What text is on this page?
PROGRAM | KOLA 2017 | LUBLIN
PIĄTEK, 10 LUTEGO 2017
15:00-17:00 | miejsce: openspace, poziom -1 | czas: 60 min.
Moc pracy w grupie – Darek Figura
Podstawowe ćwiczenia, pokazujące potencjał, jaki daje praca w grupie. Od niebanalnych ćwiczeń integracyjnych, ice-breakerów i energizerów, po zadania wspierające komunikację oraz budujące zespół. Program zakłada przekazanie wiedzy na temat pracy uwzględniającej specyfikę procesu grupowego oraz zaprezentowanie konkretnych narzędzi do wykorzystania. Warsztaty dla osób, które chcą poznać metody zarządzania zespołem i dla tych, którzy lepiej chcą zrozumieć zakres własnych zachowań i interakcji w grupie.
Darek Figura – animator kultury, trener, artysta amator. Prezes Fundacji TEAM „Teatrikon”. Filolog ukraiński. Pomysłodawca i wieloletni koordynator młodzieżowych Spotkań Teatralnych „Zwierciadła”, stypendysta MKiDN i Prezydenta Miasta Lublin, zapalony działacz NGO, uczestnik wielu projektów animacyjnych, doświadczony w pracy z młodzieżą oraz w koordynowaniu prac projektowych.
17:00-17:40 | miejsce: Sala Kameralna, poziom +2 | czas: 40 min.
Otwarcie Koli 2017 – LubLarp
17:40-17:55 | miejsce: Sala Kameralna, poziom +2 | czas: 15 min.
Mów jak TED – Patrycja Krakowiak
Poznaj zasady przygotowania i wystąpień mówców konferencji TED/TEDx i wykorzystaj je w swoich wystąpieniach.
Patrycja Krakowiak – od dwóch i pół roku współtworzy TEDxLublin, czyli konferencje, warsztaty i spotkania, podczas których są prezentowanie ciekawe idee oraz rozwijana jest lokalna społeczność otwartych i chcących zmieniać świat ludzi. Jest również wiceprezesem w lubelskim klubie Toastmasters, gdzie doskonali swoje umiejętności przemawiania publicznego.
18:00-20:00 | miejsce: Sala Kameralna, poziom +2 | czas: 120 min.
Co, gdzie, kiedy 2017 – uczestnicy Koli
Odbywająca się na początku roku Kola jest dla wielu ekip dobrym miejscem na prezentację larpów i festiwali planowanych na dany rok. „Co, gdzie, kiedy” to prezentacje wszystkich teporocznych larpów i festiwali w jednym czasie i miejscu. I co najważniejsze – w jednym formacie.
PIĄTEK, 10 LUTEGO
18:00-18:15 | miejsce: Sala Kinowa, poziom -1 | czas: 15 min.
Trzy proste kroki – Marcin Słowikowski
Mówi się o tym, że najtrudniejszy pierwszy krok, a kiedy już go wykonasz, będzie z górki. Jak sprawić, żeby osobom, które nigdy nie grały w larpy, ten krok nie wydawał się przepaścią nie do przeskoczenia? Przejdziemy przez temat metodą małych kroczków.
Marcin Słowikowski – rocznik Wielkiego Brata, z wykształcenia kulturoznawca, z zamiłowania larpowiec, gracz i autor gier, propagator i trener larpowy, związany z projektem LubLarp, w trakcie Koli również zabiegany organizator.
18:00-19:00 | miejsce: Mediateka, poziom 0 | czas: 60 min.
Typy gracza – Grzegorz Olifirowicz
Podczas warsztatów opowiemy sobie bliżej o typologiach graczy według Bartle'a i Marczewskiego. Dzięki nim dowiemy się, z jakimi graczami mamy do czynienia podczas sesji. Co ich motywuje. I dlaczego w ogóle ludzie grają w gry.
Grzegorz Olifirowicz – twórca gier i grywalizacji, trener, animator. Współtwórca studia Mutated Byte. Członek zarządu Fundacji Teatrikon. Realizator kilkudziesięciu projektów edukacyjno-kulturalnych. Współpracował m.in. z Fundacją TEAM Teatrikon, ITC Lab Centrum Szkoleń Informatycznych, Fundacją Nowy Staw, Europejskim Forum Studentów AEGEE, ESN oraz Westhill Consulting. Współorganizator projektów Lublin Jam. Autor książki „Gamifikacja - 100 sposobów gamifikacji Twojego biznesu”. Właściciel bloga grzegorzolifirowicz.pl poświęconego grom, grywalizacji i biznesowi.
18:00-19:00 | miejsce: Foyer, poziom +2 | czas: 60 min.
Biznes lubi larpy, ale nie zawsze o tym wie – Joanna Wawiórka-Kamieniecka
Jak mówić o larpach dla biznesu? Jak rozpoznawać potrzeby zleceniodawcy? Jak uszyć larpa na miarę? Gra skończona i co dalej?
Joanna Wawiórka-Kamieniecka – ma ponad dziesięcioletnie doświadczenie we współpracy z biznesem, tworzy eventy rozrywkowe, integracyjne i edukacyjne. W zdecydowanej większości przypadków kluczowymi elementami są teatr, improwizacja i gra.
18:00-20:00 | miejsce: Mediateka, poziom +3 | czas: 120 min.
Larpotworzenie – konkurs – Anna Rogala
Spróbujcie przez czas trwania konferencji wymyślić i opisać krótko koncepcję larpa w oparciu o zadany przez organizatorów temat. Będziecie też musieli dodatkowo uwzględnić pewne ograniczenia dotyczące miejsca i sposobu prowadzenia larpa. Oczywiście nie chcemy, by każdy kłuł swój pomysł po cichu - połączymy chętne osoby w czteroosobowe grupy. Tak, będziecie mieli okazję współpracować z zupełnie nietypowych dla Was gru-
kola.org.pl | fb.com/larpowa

....

# WRITTEN REQUEST
Read the lines above. Gather those in which the string "LUTEGO" is found.

# THE REPLY
PIĄTEK, 10 LUTEGO 2017
PIĄTEK, 10 LUTEGO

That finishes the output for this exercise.